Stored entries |
— START —

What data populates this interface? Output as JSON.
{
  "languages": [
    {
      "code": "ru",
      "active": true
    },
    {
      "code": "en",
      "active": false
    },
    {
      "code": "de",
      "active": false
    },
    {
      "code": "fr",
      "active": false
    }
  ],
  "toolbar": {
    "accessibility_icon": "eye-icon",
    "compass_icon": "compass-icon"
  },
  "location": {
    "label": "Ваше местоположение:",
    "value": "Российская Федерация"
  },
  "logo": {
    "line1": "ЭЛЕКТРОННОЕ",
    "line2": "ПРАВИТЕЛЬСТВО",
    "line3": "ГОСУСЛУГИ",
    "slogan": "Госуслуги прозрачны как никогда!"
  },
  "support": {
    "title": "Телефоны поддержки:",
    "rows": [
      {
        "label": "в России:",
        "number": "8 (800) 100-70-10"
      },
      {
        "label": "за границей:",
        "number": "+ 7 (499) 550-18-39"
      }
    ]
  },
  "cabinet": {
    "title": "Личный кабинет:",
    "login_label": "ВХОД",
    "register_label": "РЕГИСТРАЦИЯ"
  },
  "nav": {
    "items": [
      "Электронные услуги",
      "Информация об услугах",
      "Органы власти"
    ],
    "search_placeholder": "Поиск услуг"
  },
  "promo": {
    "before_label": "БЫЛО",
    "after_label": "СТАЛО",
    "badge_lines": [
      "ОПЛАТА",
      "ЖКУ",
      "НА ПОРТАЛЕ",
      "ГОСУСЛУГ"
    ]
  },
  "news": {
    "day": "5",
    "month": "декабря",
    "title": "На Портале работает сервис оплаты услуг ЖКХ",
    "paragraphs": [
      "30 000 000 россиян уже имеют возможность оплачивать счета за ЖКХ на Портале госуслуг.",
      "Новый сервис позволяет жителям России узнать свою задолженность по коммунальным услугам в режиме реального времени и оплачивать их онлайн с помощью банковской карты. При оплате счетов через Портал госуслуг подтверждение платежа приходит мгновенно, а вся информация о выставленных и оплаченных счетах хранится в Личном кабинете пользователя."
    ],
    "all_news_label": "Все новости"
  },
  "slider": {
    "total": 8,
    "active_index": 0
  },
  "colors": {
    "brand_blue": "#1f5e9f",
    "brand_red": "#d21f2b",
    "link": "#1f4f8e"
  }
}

— END —

The task |
Each line that holds the string "сервис" counts once; give the total and nothing else.

Task answer |
2